Transcribe the material in full, exactly as written.

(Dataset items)
------------------------------------

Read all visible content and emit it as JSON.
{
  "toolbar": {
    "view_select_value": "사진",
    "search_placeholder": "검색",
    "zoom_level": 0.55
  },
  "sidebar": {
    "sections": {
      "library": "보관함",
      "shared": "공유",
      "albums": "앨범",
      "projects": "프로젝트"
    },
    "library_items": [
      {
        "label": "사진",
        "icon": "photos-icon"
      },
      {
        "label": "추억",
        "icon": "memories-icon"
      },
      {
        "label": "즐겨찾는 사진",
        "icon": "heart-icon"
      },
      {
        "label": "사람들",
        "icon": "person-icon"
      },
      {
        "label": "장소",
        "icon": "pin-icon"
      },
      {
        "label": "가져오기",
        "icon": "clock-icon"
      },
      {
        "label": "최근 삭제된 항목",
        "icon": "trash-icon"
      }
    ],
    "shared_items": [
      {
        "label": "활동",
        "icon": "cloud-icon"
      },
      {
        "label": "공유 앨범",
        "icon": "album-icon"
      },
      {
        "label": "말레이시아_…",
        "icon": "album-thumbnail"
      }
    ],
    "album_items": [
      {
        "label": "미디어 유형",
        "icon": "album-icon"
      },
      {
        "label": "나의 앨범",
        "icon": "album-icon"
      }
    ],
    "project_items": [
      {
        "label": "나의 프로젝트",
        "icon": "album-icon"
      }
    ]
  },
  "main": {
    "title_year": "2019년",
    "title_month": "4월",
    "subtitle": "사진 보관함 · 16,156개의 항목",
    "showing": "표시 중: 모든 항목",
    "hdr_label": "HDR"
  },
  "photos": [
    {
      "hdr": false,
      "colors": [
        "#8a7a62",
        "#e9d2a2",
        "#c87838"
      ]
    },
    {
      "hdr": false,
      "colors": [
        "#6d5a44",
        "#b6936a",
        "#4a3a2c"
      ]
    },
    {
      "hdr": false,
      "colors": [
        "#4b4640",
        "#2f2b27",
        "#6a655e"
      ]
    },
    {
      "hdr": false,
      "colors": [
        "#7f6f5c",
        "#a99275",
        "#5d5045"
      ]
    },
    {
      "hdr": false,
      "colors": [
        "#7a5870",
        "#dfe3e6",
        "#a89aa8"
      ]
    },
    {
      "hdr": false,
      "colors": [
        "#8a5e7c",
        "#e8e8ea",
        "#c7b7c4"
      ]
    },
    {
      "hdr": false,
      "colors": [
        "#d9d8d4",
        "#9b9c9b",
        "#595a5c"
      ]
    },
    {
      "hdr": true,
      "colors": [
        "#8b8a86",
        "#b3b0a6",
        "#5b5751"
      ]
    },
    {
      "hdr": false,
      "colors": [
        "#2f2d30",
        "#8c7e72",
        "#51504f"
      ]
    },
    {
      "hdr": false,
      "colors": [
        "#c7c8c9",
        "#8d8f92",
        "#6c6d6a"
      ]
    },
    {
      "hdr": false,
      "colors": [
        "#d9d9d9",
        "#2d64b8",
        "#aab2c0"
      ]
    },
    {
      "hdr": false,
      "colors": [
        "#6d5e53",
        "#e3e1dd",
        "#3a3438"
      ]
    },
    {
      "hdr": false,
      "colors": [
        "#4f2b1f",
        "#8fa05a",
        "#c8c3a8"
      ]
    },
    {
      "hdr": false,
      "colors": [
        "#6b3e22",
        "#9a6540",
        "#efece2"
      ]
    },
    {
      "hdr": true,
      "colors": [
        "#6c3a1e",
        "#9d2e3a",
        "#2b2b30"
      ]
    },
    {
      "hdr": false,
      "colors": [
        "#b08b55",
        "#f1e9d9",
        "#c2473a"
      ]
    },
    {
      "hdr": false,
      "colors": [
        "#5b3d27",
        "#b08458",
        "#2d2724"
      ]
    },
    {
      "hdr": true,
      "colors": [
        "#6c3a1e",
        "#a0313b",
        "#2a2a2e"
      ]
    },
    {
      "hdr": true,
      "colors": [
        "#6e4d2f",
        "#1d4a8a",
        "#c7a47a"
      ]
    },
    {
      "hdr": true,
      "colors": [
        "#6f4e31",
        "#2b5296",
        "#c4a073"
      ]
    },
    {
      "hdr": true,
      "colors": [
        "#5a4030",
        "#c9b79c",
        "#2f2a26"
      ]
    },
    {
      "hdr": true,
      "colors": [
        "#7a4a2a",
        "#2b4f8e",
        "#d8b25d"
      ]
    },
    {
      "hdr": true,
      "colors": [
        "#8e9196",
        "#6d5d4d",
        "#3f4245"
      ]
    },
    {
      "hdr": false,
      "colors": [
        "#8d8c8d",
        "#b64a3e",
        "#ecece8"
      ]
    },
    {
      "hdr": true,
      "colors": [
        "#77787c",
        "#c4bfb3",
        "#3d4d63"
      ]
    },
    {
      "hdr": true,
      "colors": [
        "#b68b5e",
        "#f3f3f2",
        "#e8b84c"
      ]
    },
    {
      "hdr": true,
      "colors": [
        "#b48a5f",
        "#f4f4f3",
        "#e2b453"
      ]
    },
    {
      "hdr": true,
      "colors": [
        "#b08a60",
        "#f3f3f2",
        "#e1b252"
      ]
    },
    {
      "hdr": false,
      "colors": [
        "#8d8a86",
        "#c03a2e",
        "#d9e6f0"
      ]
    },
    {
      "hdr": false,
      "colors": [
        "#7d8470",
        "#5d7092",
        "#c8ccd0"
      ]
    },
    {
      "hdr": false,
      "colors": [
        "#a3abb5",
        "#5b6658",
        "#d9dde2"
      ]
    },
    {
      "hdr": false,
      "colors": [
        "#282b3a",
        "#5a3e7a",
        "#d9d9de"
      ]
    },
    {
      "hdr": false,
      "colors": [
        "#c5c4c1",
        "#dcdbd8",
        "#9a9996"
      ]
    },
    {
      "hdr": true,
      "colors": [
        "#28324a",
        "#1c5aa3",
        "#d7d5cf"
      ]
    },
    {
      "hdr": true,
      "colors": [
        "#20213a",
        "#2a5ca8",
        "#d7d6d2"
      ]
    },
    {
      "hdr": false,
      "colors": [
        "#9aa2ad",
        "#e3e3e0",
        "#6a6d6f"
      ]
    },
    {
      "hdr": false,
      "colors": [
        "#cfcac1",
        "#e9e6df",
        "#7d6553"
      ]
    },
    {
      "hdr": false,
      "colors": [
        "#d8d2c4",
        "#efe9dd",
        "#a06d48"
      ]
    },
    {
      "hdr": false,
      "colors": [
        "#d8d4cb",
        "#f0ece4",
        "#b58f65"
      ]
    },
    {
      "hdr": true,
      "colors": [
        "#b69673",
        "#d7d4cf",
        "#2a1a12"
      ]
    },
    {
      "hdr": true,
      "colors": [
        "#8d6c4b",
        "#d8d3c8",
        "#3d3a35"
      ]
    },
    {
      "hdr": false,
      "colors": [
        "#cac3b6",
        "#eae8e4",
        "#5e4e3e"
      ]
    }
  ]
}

------------------------------------

### [Response to the task]
Read all visible content and emit it as JSON.
{
  "toolbar": {
    "view_select_value": "사진",
    "search_placeholder": "검색",
    "zoom_level": 0.55
  },
  "sidebar": {
    "sections": {
      "library": "보관함",
      "shared": "공유",
      "albums": "앨범",
      "projects": "프로젝트"
    },
    "library_items": [
      {
        "label": "사진",
        "icon": "photos-icon"
      },
      {
        "label": "추억",
        "icon": "memories-icon"
      },
      {
        "label": "즐겨찾는 사진",
        "icon": "heart-icon"
      },
      {
        "label": "사람들",
        "icon": "person-icon"
      },
      {
        "label": "장소",
        "icon": "pin-icon"
      },
      {
        "label": "가져오기",
        "icon": "clock-icon"
      },
      {
        "label": "최근 삭제된 항목",
        "icon": "trash-icon"
      }
    ],
    "shared_items": [
      {
        "label": "활동",
        "icon": "cloud-icon"
      },
      {
        "label": "공유 앨범",
        "icon": "album-icon"
      },
      {
        "label": "말레이시아_…",
        "icon": "album-thumbnail"
      }
    ],
    "album_items": [
      {
        "label": "미디어 유형",
        "icon": "album-icon"
      },
      {
        "label": "나의 앨범",
        "icon": "album-icon"
      }
    ],
    "project_items": [
      {
        "label": "나의 프로젝트",
        "icon": "album-icon"
      }
    ]
  },
  "main": {
    "title_year": "2019년",
    "title_month": "4월",
    "subtitle": "사진 보관함 · 16,156개의 항목",
    "showing": "표시 중: 모든 항목",
    "hdr_label": "HDR"
  },
  "photos": [
    {
      "hdr": false,
      "colors": [
        "#8a7a62",
        "#e9d2a2",
        "#c87838"
      ]
    },
    {
      "hdr": false,
      "colors": [
        "#6d5a44",
        "#b6936a",
        "#4a3a2c"
      ]
    },
    {
      "hdr": false,
      "colors": [
        "#4b4640",
        "#2f2b27",
        "#6a655e"
      ]
    },
    {
      "hdr": false,
      "colors": [
        "#7f6f5c",
        "#a99275",
        "#5d5045"
      ]
    },
    {
      "hdr": false,
      "colors": [
        "#7a5870",
        "#dfe3e6",
        "#a89aa8"
      ]
    },
    {
      "hdr": false,
      "colors": [
        "#8a5e7c",
        "#e8e8ea",
        "#c7b7c4"
      ]
    },
    {
      "hdr": false,
      "colors": [
        "#d9d8d4",
        "#9b9c9b",
        "#595a5c"
      ]
    },
    {
      "hdr": true,
      "colors": [
        "#8b8a86",
        "#b3b0a6",
        "#5b5751"
      ]
    },
    {
      "hdr": false,
      "colors": [
        "#2f2d30",
        "#8c7e72",
        "#51504f"
      ]
    },
    {
      "hdr": false,
      "colors": [
        "#c7c8c9",
        "#8d8f92",
        "#6c6d6a"
      ]
    },
    {
      "hdr": false,
      "colors": [
        "#d9d9d9",
        "#2d64b8",
        "#aab2c0"
      ]
    },
    {
      "hdr": false,
      "colors": [
        "#6d5e53",
        "#e3e1dd",
        "#3a3438"
      ]
    },
    {
      "hdr": false,
      "colors": [
        "#4f2b1f",
        "#8fa05a",
        "#c8c3a8"
      ]
    },
    {
      "hdr": false,
      "colors": [
        "#6b3e22",
        "#9a6540",
        "#efece2"
      ]
    },
    {
      "hdr": true,
      "colors": [
        "#6c3a1e",
        "#9d2e3a",
        "#2b2b30"
      ]
    },
    {
      "hdr": false,
      "colors": [
        "#b08b55",
        "#f1e9d9",
        "#c2473a"
      ]
    },
    {
      "hdr": false,
      "colors": [
        "#5b3d27",
        "#b08458",
        "#2d2724"
      ]
    },
    {
      "hdr": true,
      "colors": [
        "#6c3a1e",
        "#a0313b",
        "#2a2a2e"
      ]
    },
    {
      "hdr": true,
      "colors": [
        "#6e4d2f",
        "#1d4a8a",
        "#c7a47a"
      ]
    },
    {
      "hdr": true,
      "colors": [
        "#6f4e31",
        "#2b5296",
        "#c4a073"
      ]
    },
    {
      "hdr": true,
      "colors": [
        "#5a4030",
        "#c9b79c",
        "#2f2a26"
      ]
    },
    {
      "hdr": true,
      "colors": [
        "#7a4a2a",
        "#2b4f8e",
        "#d8b25d"
      ]
    },
    {
      "hdr": true,
      "colors": [
        "#8e9196",
        "#6d5d4d",
        "#3f4245"
      ]
    },
    {
      "hdr": false,
      "colors": [
        "#8d8c8d",
        "#b64a3e",
        "#ecece8"
      ]
    },
    {
      "hdr": true,
      "colors": [
        "#77787c",
        "#c4bfb3",
        "#3d4d63"
      ]
    },
    {
      "hdr": true,
      "colors": [
        "#b68b5e",
        "#f3f3f2",
        "#e8b84c"
      ]
    },
    {
      "hdr": true,
      "colors": [
        "#b48a5f",
        "#f4f4f3",
        "#e2b453"
      ]
    },
    {
      "hdr": true,
      "colors": [
        "#b08a60",
        "#f3f3f2",
        "#e1b252"
      ]
    },
    {
      "hdr": false,
      "colors": [
        "#8d8a86",
        "#c03a2e",
        "#d9e6f0"
      ]
    },
    {
      "hdr": false,
      "colors": [
        "#7d8470",
        "#5d7092",
        "#c8ccd0"
      ]
    },
    {
      "hdr": false,
      "colors": [
        "#a3abb5",
        "#5b6658",
        "#d9dde2"
      ]
    },
    {
      "hdr": false,
      "colors": [
        "#282b3a",
        "#5a3e7a",
        "#d9d9de"
      ]
    },
    {
      "hdr": false,
      "colors": [
        "#c5c4c1",
        "#dcdbd8",
        "#9a9996"
      ]
    },
    {
      "hdr": true,
      "colors": [
        "#28324a",
        "#1c5aa3",
        "#d7d5cf"
      ]
    },
    {
      "hdr": true,
      "colors": [
        "#20213a",
        "#2a5ca8",
        "#d7d6d2"
      ]
    },
    {
      "hdr": false,
      "colors": [
        "#9aa2ad",
        "#e3e3e0",
        "#6a6d6f"
      ]
    },
    {
      "hdr": false,
      "colors": [
        "#cfcac1",
        "#e9e6df",
        "#7d6553"
      ]
    },
    {
      "hdr": false,
      "colors": [
        "#d8d2c4",
        "#efe9dd",
        "#a06d48"
      ]
    },
    {
      "hdr": false,
      "colors": [
        "#d8d4cb",
        "#f0ece4",
        "#b58f65"
      ]
    },
    {
      "hdr": true,
      "colors": [
        "#b69673",
        "#d7d4cf",
        "#2a1a12"
      ]
    },
    {
      "hdr": true,
      "colors": [
        "#8d6c4b",
        "#d8d3c8",
        "#3d3a35"
      ]
    },
    {
      "hdr": false,
      "colors": [
        "#cac3b6",
        "#eae8e4",
        "#5e4e3e"
      ]
    }
  ]
}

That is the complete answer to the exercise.